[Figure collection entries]
** START **

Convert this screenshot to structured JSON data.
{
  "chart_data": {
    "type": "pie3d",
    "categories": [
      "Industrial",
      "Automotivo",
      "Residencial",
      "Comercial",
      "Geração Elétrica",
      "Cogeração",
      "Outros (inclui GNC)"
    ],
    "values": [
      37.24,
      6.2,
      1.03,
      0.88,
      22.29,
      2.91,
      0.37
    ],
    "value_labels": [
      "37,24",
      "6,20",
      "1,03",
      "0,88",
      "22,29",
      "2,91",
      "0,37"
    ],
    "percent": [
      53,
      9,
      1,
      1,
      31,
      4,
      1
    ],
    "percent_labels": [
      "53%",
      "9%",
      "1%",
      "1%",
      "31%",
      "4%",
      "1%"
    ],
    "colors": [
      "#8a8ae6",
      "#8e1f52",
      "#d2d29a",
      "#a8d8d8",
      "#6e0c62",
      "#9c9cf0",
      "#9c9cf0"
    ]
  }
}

** END **

What to do
Transcribe the entire listing above precisely.

Worked solution
Convert this screenshot to structured JSON data.
{
  "chart_data": {
    "type": "pie3d",
    "categories": [
      "Industrial",
      "Automotivo",
      "Residencial",
      "Comercial",
      "Geração Elétrica",
      "Cogeração",
      "Outros (inclui GNC)"
    ],
    "values": [
      37.24,
      6.2,
      1.03,
      0.88,
      22.29,
      2.91,
      0.37
    ],
    "value_labels": [
      "37,24",
      "6,20",
      "1,03",
      "0,88",
      "22,29",
      "2,91",
      "0,37"
    ],
    "percent": [
      53,
      9,
      1,
      1,
      31,
      4,
      1
    ],
    "percent_labels": [
      "53%",
      "9%",
      "1%",
      "1%",
      "31%",
      "4%",
      "1%"
    ],
    "colors": [
      "#8a8ae6",
      "#8e1f52",
      "#d2d29a",
      "#a8d8d8",
      "#6e0c62",
      "#9c9cf0",
      "#9c9cf0"
    ]
  }
}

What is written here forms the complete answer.